[Lines of data]
·····

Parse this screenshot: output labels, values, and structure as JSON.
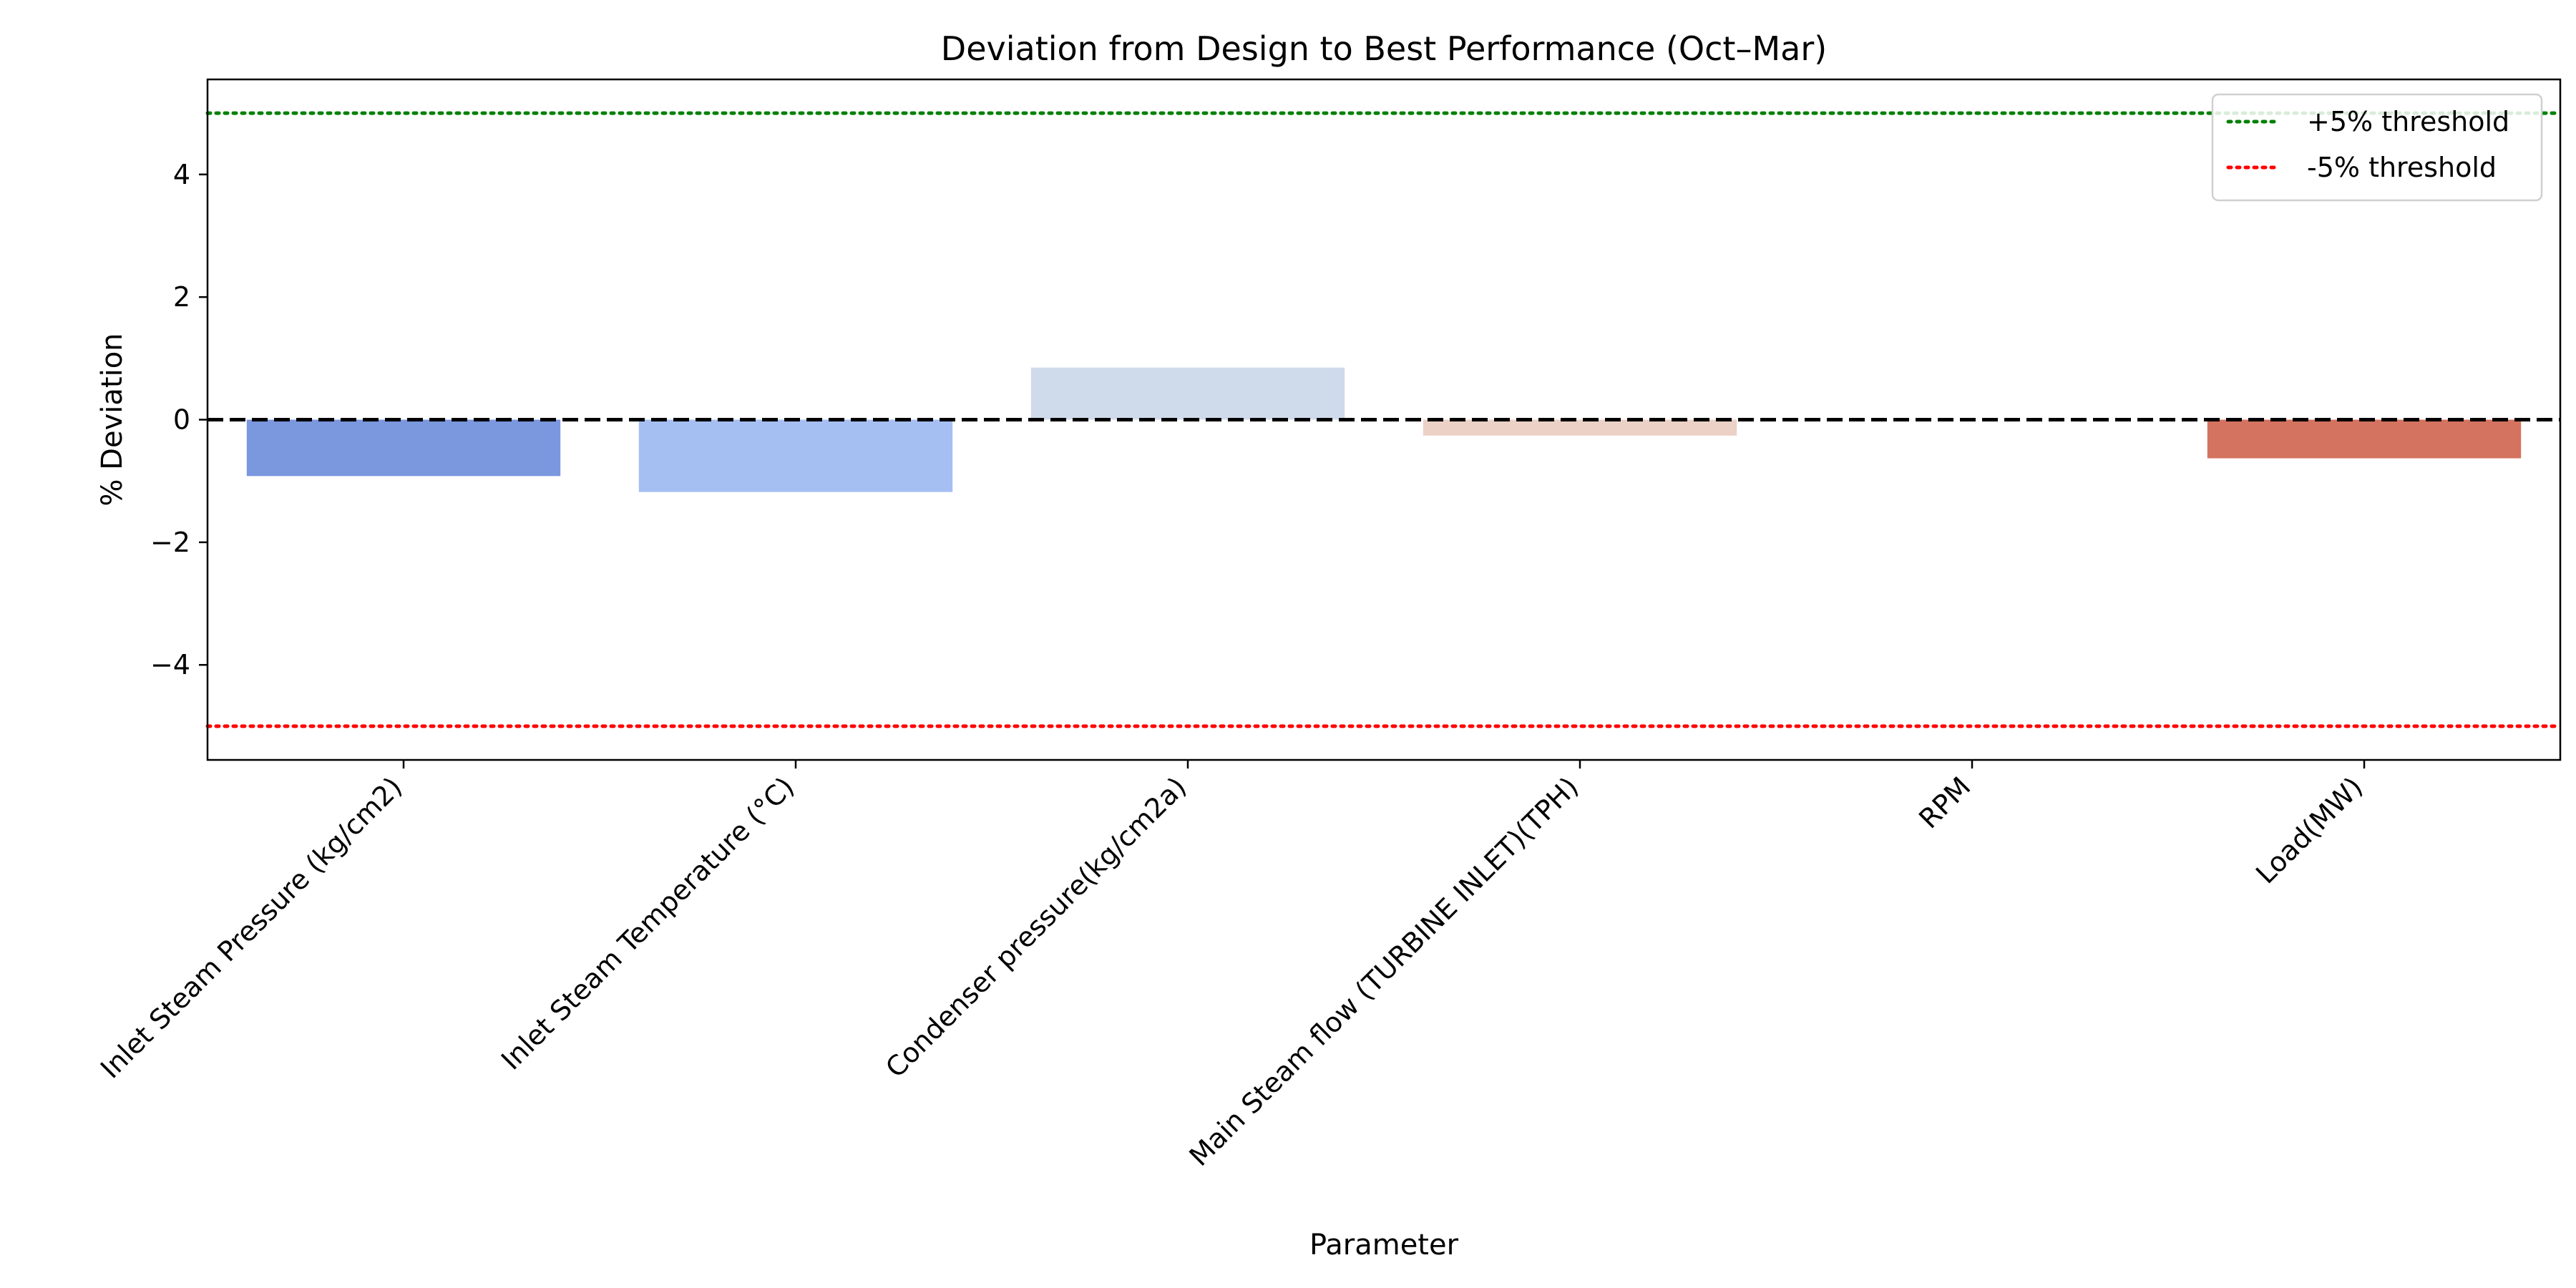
{
  "chart_data": {
    "type": "bar",
    "title": "Deviation from Design to Best Performance (Oct–Mar)",
    "xlabel": "Parameter",
    "ylabel": "% Deviation",
    "ylim": [
      -5.55,
      5.55
    ],
    "yticks": [
      -4,
      -2,
      0,
      2,
      4
    ],
    "ytick_labels": [
      "−4",
      "−2",
      "0",
      "2",
      "4"
    ],
    "grid": false,
    "legend_position": "top-right",
    "categories": [
      "Inlet Steam Pressure (kg/cm2)",
      "Inlet Steam Temperature (°C)",
      "Condenser pressure(kg/cm2a)",
      "Main Steam flow (TURBINE INLET)(TPH)",
      "RPM",
      "Load(MW)"
    ],
    "values": [
      -0.92,
      -1.18,
      0.85,
      -0.26,
      0.0,
      -0.63
    ],
    "colors": [
      "#7b97de",
      "#a6bff3",
      "#cfdaeb",
      "#ebd1c6",
      "#e8a88c",
      "#d4735f"
    ],
    "reference_lines": [
      {
        "value": 0,
        "color": "#000000",
        "style": "dashed",
        "label": ""
      },
      {
        "value": 5,
        "color": "#008000",
        "style": "dotted",
        "label": "+5% threshold"
      },
      {
        "value": -5,
        "color": "#ff0000",
        "style": "dotted",
        "label": "-5% threshold"
      }
    ]
  }
}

·····

Written problem
Tally the lines containing "values". Provide the number without any other words.

Problem solution
2